SAM3-LiteText is a lightweight variant of SAM3 that replaces the heavy SAM3 text encoder (353M parameters) with a compact MobileCLIP-based text encoder optimized through knowledge distillation. The SAM3 ViT-H image encoder is kept intact. This reduces text encoder parameters by up to 88% while maintaining segmentation performance comparable to the original model.

The abstract from the paper is the following:

Vision-language segmentation models such as SAM3 enable flexible, prompt-driven visual grounding, but inherit large, general-purpose text encoders originally designed for open-ended language understanding. In practice, segmentation prompts are short, structured, and semantically constrained, leading to substantial over-provisioning in text encoder capacity and persistent computational and memory overhead. In this paper, we perform a large-scale anatomical analysis of text prompting in vision-language segmentation, covering 404,796 real prompts across multiple benchmarks. Our analysis reveals severe redundancy: most context windows are underutilized, vocabulary usage is highly sparse, and text embeddings lie on low-dimensional manifold despite high-dimensional representations. Motivated by these findings, we propose SAM3-LiteText, a lightweight text encoding framework that replaces the original SAM3 text encoder with a compact MobileCLIP student that is optimized by knowledge distillation. Extensive experiments on image and video segmentation benchmarks show that SAM3-LiteText reduces text encoder parameters by up to 88%, substantially reducing static memory footprint, while maintaining segmentation performance comparable to the original model.

The text encoder architecture is based on MobileCLIP and comes in three variants:

Variant Text Encoder Text Params Reduction
SAM3-LiteText-S0-16 MobileCLIP-S0 42.54M ~88%
SAM3-LiteText-S1-16 MobileCLIP-S1 63.53M ~82%
SAM3-LiteText-L-16 MobileCLIP2-L 123.80M ~65%

This model was contributed by nielsr and yonigozlan. The original code can be found here.

Usage

SAM3-LiteText is a drop-in replacement for SAM3 with a lightweight text encoder. It uses the same processor (Sam3Processor) and supports the same prompting interface. Refer to the SAM3 documentation for detailed usage examples including text prompts, box prompts, batched inference, and more.

from io import BytesIO

import httpx
from transformers import AutoModel, AutoProcessor
from PIL import Image

model = AutoModel.from_pretrained("yonigozlan/sam3-litetext-s0", device_map="auto")
processor = AutoProcessor.from_pretrained("yonigozlan/sam3-litetext-s0")

image_url = "http://images.cocodataset.org/val2017/000000077595.jpg"
image = Image.open(BytesIO(httpx.get(image_url).content)).convert("RGB")

inputs = processor(images=image, text="ear", return_tensors="pt").to(model.device)

outputs = model(**inputs)

results = processor.post_process_instance_segmentation(
    outputs,
    threshold=0.5,
    mask_threshold=0.5,
    target_sizes=inputs.get("original_sizes").tolist(),
)[0]

print(f"Found {len(results['masks'])} objects")

──────────

» **Written task 1**:
In the rows, from the start through the line with "- section1-title: Сведения", change "dash-cell" to "empty-cell" and write those lines out again with everything else left as is.
The model description and the rows have nothing to do with each other.

──────────

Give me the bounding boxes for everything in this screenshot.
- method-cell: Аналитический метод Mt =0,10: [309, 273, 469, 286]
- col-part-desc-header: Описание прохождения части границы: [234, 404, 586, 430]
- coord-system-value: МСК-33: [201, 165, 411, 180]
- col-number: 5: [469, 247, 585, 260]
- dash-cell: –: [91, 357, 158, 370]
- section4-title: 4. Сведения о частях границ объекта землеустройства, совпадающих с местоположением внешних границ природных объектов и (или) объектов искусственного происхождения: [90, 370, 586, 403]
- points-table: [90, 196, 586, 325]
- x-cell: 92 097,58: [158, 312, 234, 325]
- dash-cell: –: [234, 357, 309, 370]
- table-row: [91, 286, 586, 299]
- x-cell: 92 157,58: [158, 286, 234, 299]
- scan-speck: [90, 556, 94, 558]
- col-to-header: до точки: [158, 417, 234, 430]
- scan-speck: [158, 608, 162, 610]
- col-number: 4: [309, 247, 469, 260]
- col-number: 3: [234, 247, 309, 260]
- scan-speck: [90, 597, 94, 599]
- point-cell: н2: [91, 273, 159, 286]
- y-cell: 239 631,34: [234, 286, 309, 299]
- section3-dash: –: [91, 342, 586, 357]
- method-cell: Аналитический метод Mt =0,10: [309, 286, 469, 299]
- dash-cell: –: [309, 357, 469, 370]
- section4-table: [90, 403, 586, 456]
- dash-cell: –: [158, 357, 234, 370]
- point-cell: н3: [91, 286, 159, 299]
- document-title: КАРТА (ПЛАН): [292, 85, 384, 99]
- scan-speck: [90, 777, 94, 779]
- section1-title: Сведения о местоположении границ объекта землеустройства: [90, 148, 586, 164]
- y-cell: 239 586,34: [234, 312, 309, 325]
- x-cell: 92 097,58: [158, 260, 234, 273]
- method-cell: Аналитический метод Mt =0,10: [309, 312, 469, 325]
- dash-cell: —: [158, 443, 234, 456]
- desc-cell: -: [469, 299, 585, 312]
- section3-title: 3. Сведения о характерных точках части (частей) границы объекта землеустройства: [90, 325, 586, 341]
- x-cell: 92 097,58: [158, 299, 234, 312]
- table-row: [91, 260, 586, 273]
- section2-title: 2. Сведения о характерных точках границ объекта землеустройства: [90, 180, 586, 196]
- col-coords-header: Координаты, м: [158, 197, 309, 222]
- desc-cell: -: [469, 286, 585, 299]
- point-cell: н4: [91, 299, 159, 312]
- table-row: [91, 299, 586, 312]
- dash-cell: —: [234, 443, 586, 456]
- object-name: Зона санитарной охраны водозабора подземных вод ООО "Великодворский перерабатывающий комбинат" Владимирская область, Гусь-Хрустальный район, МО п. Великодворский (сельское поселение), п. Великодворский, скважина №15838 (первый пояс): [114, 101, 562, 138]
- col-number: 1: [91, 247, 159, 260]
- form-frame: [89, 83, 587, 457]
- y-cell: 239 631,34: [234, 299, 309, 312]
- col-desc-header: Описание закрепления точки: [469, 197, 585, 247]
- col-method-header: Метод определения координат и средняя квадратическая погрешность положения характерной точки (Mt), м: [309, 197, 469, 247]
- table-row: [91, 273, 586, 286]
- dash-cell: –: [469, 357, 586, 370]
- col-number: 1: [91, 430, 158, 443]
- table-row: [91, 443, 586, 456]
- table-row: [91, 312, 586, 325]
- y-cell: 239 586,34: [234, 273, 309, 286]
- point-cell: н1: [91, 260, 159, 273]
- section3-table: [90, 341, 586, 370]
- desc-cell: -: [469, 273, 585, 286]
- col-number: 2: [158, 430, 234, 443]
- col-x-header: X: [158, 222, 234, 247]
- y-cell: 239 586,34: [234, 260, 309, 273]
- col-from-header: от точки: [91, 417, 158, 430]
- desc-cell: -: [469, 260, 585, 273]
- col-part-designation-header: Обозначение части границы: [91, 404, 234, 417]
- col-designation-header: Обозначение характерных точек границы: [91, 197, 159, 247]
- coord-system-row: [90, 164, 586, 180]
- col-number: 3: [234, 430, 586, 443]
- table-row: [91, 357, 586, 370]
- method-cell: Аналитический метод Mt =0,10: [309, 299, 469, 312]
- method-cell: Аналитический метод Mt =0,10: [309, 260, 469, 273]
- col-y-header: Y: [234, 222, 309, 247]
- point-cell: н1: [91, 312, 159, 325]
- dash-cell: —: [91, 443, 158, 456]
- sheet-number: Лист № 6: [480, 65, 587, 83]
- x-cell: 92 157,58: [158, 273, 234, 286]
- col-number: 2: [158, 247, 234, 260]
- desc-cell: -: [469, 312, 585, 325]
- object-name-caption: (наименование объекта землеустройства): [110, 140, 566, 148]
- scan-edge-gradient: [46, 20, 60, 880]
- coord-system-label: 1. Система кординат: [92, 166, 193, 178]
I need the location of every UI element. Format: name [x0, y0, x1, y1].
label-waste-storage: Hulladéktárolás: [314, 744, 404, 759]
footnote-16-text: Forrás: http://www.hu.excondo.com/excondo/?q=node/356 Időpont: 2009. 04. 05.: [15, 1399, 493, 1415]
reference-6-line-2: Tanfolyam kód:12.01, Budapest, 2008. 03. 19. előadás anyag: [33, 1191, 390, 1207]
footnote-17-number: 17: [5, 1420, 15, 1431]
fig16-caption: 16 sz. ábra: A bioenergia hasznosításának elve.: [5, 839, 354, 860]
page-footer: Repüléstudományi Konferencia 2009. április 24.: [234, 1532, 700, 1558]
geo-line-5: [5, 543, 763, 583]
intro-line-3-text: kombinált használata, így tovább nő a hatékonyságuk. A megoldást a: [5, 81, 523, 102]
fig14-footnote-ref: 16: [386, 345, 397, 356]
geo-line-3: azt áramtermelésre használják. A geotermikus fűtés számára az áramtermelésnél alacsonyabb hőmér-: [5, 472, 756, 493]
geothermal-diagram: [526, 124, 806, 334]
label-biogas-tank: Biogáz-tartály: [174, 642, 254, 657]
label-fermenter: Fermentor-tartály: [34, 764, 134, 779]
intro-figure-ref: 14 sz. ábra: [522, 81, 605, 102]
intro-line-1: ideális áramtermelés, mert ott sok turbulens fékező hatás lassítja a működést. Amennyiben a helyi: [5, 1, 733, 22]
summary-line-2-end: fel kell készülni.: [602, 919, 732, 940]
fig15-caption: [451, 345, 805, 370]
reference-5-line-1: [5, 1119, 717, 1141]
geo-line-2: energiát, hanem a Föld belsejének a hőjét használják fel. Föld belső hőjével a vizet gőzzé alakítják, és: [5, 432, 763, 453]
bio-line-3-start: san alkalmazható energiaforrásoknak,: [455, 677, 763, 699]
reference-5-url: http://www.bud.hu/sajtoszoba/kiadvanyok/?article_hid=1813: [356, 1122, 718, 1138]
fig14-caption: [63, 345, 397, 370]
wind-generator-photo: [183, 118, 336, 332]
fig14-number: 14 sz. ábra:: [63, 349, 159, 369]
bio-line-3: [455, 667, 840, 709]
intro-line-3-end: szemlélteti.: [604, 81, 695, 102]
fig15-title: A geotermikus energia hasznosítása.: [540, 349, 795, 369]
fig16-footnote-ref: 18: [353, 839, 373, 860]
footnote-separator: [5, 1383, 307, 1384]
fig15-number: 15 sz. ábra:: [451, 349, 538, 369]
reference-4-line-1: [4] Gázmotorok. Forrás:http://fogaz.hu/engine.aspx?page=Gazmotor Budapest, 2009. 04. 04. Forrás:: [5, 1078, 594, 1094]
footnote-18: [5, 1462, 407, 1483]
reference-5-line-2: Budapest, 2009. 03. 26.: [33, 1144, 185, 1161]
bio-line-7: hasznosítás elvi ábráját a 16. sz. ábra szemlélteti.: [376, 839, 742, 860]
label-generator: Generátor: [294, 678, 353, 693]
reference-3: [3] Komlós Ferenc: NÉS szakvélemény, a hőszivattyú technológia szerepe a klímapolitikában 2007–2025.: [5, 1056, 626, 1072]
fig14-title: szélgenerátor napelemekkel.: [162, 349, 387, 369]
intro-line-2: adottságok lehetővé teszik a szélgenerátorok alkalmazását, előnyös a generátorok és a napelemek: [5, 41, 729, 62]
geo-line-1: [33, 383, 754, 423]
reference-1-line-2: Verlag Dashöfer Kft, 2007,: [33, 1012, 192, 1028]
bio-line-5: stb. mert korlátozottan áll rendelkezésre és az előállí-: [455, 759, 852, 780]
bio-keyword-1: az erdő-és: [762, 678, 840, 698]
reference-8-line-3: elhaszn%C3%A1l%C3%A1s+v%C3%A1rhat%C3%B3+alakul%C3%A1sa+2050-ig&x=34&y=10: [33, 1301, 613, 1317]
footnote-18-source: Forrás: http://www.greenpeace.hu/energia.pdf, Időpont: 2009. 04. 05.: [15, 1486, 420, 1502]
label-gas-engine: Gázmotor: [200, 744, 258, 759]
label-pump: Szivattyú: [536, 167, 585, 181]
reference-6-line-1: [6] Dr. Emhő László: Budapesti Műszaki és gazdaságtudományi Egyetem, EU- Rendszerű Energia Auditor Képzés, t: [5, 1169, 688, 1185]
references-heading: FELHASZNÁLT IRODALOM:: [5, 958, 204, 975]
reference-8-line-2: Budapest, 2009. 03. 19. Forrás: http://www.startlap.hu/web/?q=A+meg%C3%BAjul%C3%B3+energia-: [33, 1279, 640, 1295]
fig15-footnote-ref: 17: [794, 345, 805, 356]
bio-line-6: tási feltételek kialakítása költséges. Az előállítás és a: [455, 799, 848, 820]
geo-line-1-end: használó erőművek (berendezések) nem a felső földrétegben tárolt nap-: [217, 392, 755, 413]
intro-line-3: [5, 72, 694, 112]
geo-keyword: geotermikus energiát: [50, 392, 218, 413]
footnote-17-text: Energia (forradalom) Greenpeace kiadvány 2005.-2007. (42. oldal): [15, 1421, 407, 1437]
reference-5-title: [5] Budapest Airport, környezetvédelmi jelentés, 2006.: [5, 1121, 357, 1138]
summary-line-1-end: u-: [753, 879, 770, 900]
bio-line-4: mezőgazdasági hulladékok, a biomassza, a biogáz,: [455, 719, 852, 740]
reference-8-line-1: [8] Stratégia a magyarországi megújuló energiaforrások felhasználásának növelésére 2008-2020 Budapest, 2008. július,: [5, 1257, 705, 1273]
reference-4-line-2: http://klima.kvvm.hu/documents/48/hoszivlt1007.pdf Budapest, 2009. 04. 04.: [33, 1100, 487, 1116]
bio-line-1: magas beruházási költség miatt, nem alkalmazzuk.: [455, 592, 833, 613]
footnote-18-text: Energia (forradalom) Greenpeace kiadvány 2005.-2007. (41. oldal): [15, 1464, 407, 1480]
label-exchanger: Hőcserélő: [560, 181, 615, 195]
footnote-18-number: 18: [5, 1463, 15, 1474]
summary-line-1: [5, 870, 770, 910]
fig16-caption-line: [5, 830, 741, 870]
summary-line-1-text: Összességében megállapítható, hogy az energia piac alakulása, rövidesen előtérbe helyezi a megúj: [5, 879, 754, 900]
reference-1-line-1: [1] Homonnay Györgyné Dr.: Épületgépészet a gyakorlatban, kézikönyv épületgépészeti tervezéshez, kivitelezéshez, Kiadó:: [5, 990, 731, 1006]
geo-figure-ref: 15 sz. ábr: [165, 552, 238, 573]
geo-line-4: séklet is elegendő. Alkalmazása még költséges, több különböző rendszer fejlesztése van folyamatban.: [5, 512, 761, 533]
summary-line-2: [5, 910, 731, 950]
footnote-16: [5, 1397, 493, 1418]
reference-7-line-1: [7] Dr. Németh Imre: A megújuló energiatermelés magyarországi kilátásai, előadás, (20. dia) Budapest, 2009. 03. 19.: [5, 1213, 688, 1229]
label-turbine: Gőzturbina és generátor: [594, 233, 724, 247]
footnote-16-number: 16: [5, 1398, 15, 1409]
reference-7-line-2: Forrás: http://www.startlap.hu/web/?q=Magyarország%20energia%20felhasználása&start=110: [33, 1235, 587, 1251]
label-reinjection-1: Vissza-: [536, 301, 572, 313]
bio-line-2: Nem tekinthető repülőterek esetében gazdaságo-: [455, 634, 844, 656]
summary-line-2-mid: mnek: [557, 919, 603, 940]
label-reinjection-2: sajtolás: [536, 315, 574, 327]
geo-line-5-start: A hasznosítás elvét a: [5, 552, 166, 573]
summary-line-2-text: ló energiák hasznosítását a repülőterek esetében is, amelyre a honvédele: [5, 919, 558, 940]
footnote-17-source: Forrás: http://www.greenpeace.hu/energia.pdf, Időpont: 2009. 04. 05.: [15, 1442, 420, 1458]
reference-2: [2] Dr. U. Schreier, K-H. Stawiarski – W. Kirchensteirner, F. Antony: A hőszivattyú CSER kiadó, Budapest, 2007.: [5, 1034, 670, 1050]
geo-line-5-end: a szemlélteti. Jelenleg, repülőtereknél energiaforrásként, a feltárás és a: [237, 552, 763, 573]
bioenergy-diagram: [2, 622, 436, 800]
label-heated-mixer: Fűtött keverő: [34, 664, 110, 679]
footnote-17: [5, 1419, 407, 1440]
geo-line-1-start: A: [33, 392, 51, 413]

──────────

» **Written task 2**:
Shorten the paragraph of the model description that begins "SAM3-LiteText is a drop-in replacement", keeping its main facts.

» **Reply 1**:
Give me the bounding boxes for everything in this screenshot.
- method-cell: Аналитический метод Mt =0,10: [309, 273, 469, 286]
- col-part-desc-header: Описание прохождения части границы: [234, 404, 586, 430]
- coord-system-value: МСК-33: [201, 165, 411, 180]
- col-number: 5: [469, 247, 585, 260]
- empty-cell: –: [91, 357, 158, 370]
- section4-title: 4. Сведения о частях границ объекта землеустройства, совпадающих с местоположением внешних границ природных объектов и (или) объектов искусственного происхождения: [90, 370, 586, 403]
- points-table: [90, 196, 586, 325]
- x-cell: 92 097,58: [158, 312, 234, 325]
- empty-cell: –: [234, 357, 309, 370]
- table-row: [91, 286, 586, 299]
- x-cell: 92 157,58: [158, 286, 234, 299]
- scan-speck: [90, 556, 94, 558]
- col-to-header: до точки: [158, 417, 234, 430]
- scan-speck: [158, 608, 162, 610]
- col-number: 4: [309, 247, 469, 260]
- col-number: 3: [234, 247, 309, 260]
- scan-speck: [90, 597, 94, 599]
- point-cell: н2: [91, 273, 159, 286]
- y-cell: 239 631,34: [234, 286, 309, 299]
- section3-dash: –: [91, 342, 586, 357]
- method-cell: Аналитический метод Mt =0,10: [309, 286, 469, 299]
- empty-cell: –: [309, 357, 469, 370]
- section4-table: [90, 403, 586, 456]
- empty-cell: –: [158, 357, 234, 370]
- point-cell: н3: [91, 286, 159, 299]
- document-title: КАРТА (ПЛАН): [292, 85, 384, 99]
- scan-speck: [90, 777, 94, 779]
- section1-title: Сведения о местоположении границ объекта землеустройства: [90, 148, 586, 164]

» **Reply 2**:
SAM3-LiteText can directly replace SAM3. It has a lightweight text encoder but uses the same processor (Sam3Processor) and the same prompting interface. The SAM3 documentation gives detailed usage examples, such as text prompts, box prompts and batched inference.